Rewrite the items from the start of the records through the line that contains "For every button, label, input, icon, or", replacing "row-label" with "row-heading" and leaving everything else unchanged. Omit the pictures from your answer.
★ ★ ★ ★
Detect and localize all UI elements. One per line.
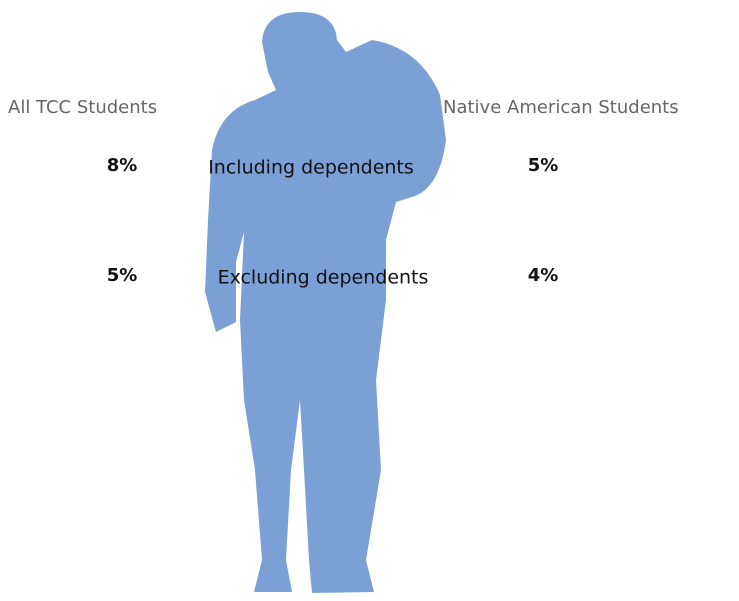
cell: 8%: [107, 155, 138, 176]
soldier-silhouette: [205, 12, 446, 593]
row-label: Excluding dependents: [218, 267, 429, 289]
row-label: Including dependents: [208, 157, 414, 179]
cell: 5%: [528, 155, 559, 176]
column-header: All TCC Students: [8, 97, 157, 118]
cell: 5%: [107, 265, 138, 286]
cell: 4%: [528, 265, 559, 286]
column-header: Native American Students: [443, 97, 679, 118]
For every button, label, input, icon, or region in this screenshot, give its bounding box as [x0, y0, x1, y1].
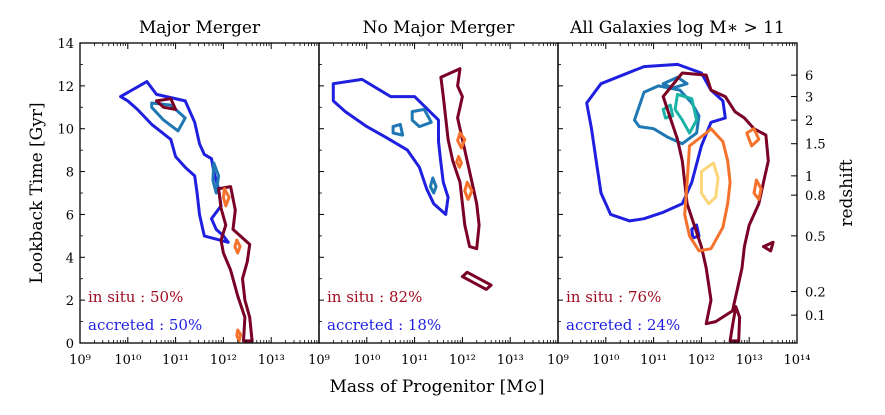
x-tick-label: 10¹⁰ [592, 353, 619, 368]
accreted-contour-level-2 [410, 107, 433, 129]
y-tick-label: 8 [66, 166, 74, 181]
y-tick-label: 4 [66, 251, 74, 266]
x-tick-label: 10¹³ [497, 353, 524, 368]
insitu-contour-level-2 [233, 238, 242, 255]
x-tick-label: 10⁹ [69, 353, 91, 368]
insitu-contour-level-1 [217, 185, 254, 343]
y-tick-label: 14 [57, 37, 74, 52]
redshift-tick-label: 0.2 [805, 286, 826, 301]
insitu-contour-level-1 [155, 97, 178, 111]
redshift-tick-label: 2 [805, 114, 813, 129]
redshift-tick-label: 0.8 [805, 189, 826, 204]
insitu-contour-level-1 [762, 240, 775, 253]
redshift-tick-label: 0.5 [805, 230, 826, 245]
y-tick-label: 12 [57, 80, 74, 95]
insitu-contour-level-2 [456, 131, 467, 150]
x-tick-label: 10¹¹ [401, 353, 428, 368]
accreted-fraction-label: accreted : 50% [88, 316, 202, 334]
insitu-contour-level-2 [745, 127, 761, 148]
accreted-contour-level-2 [391, 122, 405, 137]
redshift-tick-label: 1.5 [805, 138, 826, 153]
accreted-contour-level-2 [633, 84, 701, 146]
y-tick-label: 0 [66, 337, 74, 352]
x-tick-label: 10¹¹ [640, 353, 667, 368]
insitu-contour-level-3 [699, 161, 720, 206]
x-tick-label: 10¹² [449, 353, 476, 368]
insitu-contour-level-1 [460, 270, 493, 291]
accreted-contour-level-3 [673, 92, 699, 135]
accreted-fraction-label: accreted : 24% [566, 316, 680, 334]
insitu-fraction-label: in situ : 50% [88, 288, 183, 306]
accreted-contour-level-2 [211, 161, 221, 195]
insitu-contour-level-2 [683, 127, 732, 253]
y-axis-label: Lookback Time [Gyr] [27, 102, 47, 283]
insitu-contour-level-2 [455, 155, 463, 169]
insitu-contour-level-1 [728, 305, 742, 343]
x-tick-label: 10¹³ [258, 353, 285, 368]
accreted-fraction-label: accreted : 18% [327, 316, 441, 334]
y-tick-label: 10 [57, 123, 74, 138]
y-tick-label: 6 [66, 208, 74, 223]
accreted-contour-level-2 [150, 101, 187, 133]
insitu-contour-level-2 [221, 187, 231, 208]
panel-title: Major Merger [139, 18, 261, 38]
panel-1: Major Merger 10⁹ 10¹⁰ 10¹¹ 10¹² 10¹³ 0 2 4 6 8 10 12… [57, 18, 320, 368]
redshift-tick-label: 0.1 [805, 309, 826, 324]
redshift-tick-label: 6 [805, 69, 813, 84]
redshift-tick-label: 1 [805, 170, 813, 185]
accreted-contour-level-2 [428, 176, 438, 195]
panel-title: All Galaxies log M∗ > 11 [569, 18, 785, 38]
x-tick-label: 10¹⁴ [784, 353, 811, 368]
accreted-contour-level-1 [331, 77, 450, 216]
insitu-contour-level-1 [439, 67, 481, 251]
x-tick-label: 10⁹ [547, 353, 569, 368]
insitu-fraction-label: in situ : 76% [566, 288, 661, 306]
insitu-contour-level-2 [463, 180, 474, 201]
x-tick-label: 10¹³ [736, 353, 763, 368]
panel-2: No Major Merger 10⁹ 10¹⁰ 10¹¹ 10¹² 10¹³ in sit… [308, 18, 559, 368]
x-tick-label: 10⁹ [308, 353, 330, 368]
x-tick-label: 10¹² [210, 353, 237, 368]
right-y-axis-label: redshift [837, 159, 857, 226]
redshift-tick-label: 3 [805, 91, 813, 106]
x-tick-label: 10¹² [688, 353, 715, 368]
panel-3: All Galaxies log M∗ > 11 10⁹ 10¹⁰ 10¹¹ 10¹² 1… [547, 18, 826, 368]
insitu-contour-level-2 [752, 178, 763, 201]
x-tick-label: 10¹⁰ [114, 353, 141, 368]
insitu-contour-level-2 [235, 328, 243, 343]
x-tick-label: 10¹¹ [162, 353, 189, 368]
accreted-contour-level-1 [119, 80, 230, 244]
insitu-fraction-label: in situ : 82% [327, 288, 422, 306]
x-tick-label: 10¹⁰ [353, 353, 380, 368]
x-axis-label: Mass of Progenitor [M⊙] [330, 377, 545, 397]
y-tick-label: 2 [66, 294, 74, 309]
panel-title: No Major Merger [363, 18, 516, 38]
★ ★ ★ ★
▶ [WRITTEN ANSWER]:
Detect and localize all UI elements. One per line.
cell: 8%: [107, 155, 138, 176]
soldier-silhouette: [205, 12, 446, 593]
row-heading: Excluding dependents: [218, 267, 429, 289]
row-heading: Including dependents: [208, 157, 414, 179]
cell: 5%: [528, 155, 559, 176]
column-header: All TCC Students: [8, 97, 157, 118]
cell: 5%: [107, 265, 138, 286]
cell: 4%: [528, 265, 559, 286]
column-header: Native American Students: [443, 97, 679, 118]
For every button, label, input, icon, or region in this screenshot, give its bounding box as [x0, y0, x1, y1].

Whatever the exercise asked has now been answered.